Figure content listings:
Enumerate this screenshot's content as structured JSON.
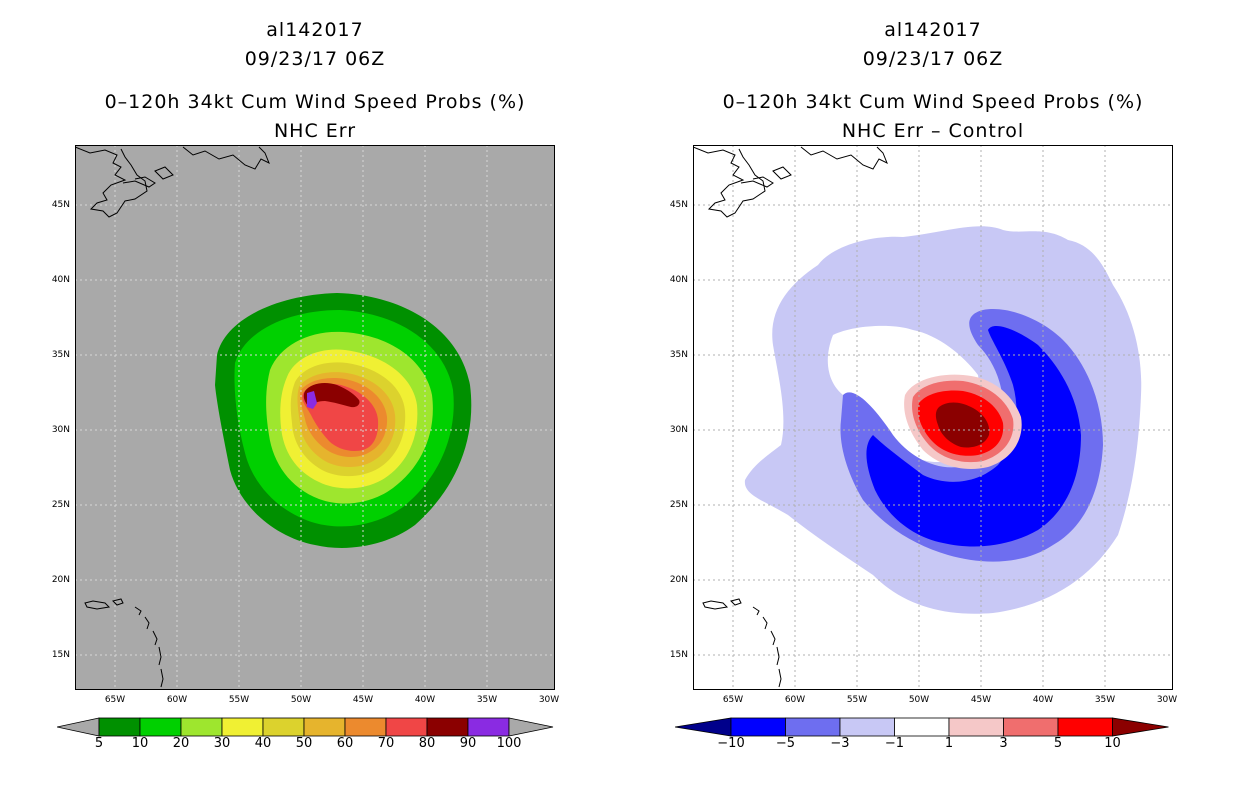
{
  "left": {
    "storm_id": "al142017",
    "datetime": "09/23/17 06Z",
    "title": "0–120h 34kt Cum Wind Speed Probs (%)",
    "subtitle": "NHC Err",
    "colorbar_labels": [
      "5",
      "10",
      "20",
      "30",
      "40",
      "50",
      "60",
      "70",
      "80",
      "90",
      "100"
    ],
    "colors": [
      "#009000",
      "#00d000",
      "#9ee62e",
      "#f0f033",
      "#dcd22d",
      "#e6b42d",
      "#ec8a2e",
      "#f04646",
      "#8b0000",
      "#8a2be2"
    ]
  },
  "right": {
    "storm_id": "al142017",
    "datetime": "09/23/17 06Z",
    "title": "0–120h 34kt Cum Wind Speed Probs (%)",
    "subtitle": "NHC Err – Control",
    "colorbar_labels": [
      "−10",
      "−5",
      "−3",
      "−1",
      "1",
      "3",
      "5",
      "10"
    ],
    "colors": [
      "#00008b",
      "#0000ff",
      "#6e6ef0",
      "#c8c8f5",
      "#ffffff",
      "#f5c8c8",
      "#f06e6e",
      "#ff0000",
      "#8b0000"
    ]
  },
  "lat_labels": [
    "45N",
    "40N",
    "35N",
    "30N",
    "25N",
    "20N",
    "15N"
  ],
  "lon_labels": [
    "65W",
    "60W",
    "55W",
    "50W",
    "45W",
    "40W",
    "35W",
    "30W"
  ]
}
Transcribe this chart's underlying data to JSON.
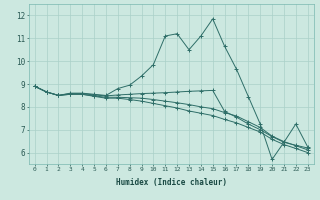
{
  "xlabel": "Humidex (Indice chaleur)",
  "background_color": "#cce8e0",
  "grid_color": "#aad0c8",
  "line_color": "#2e6e68",
  "xlim": [
    -0.5,
    23.5
  ],
  "ylim": [
    5.5,
    12.5
  ],
  "xticks": [
    0,
    1,
    2,
    3,
    4,
    5,
    6,
    7,
    8,
    9,
    10,
    11,
    12,
    13,
    14,
    15,
    16,
    17,
    18,
    19,
    20,
    21,
    22,
    23
  ],
  "yticks": [
    6,
    7,
    8,
    9,
    10,
    11,
    12
  ],
  "line1_x": [
    0,
    1,
    2,
    3,
    4,
    5,
    6,
    7,
    8,
    9,
    10,
    11,
    12,
    13,
    14,
    15,
    16,
    17,
    18,
    19,
    20,
    21,
    22,
    23
  ],
  "line1_y": [
    8.9,
    8.65,
    8.5,
    8.6,
    8.6,
    8.55,
    8.5,
    8.8,
    8.95,
    9.35,
    9.85,
    11.1,
    11.2,
    10.5,
    11.1,
    11.85,
    10.65,
    9.65,
    8.45,
    7.25,
    5.7,
    6.45,
    7.25,
    6.25
  ],
  "line2_x": [
    0,
    1,
    2,
    3,
    4,
    5,
    6,
    7,
    8,
    9,
    10,
    11,
    12,
    13,
    14,
    15,
    16,
    17,
    18,
    19,
    20,
    21,
    22,
    23
  ],
  "line2_y": [
    8.9,
    8.65,
    8.5,
    8.58,
    8.58,
    8.52,
    8.48,
    8.52,
    8.55,
    8.58,
    8.6,
    8.62,
    8.65,
    8.68,
    8.7,
    8.72,
    7.8,
    7.55,
    7.25,
    7.0,
    6.7,
    6.45,
    6.32,
    6.2
  ],
  "line3_x": [
    0,
    1,
    2,
    3,
    4,
    5,
    6,
    7,
    8,
    9,
    10,
    11,
    12,
    13,
    14,
    15,
    16,
    17,
    18,
    19,
    20,
    21,
    22,
    23
  ],
  "line3_y": [
    8.9,
    8.65,
    8.5,
    8.55,
    8.55,
    8.48,
    8.42,
    8.42,
    8.4,
    8.38,
    8.32,
    8.25,
    8.18,
    8.1,
    8.0,
    7.92,
    7.75,
    7.6,
    7.35,
    7.1,
    6.72,
    6.48,
    6.3,
    6.12
  ],
  "line4_x": [
    0,
    1,
    2,
    3,
    4,
    5,
    6,
    7,
    8,
    9,
    10,
    11,
    12,
    13,
    14,
    15,
    16,
    17,
    18,
    19,
    20,
    21,
    22,
    23
  ],
  "line4_y": [
    8.9,
    8.65,
    8.5,
    8.55,
    8.55,
    8.46,
    8.38,
    8.38,
    8.32,
    8.25,
    8.15,
    8.05,
    7.95,
    7.82,
    7.72,
    7.62,
    7.45,
    7.3,
    7.1,
    6.9,
    6.58,
    6.35,
    6.18,
    6.0
  ]
}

* **TASK**:
Lines that include the word "JSON" — how many are there in the data? Answer with the number alone.

* **RIGHT ANSWER**:
2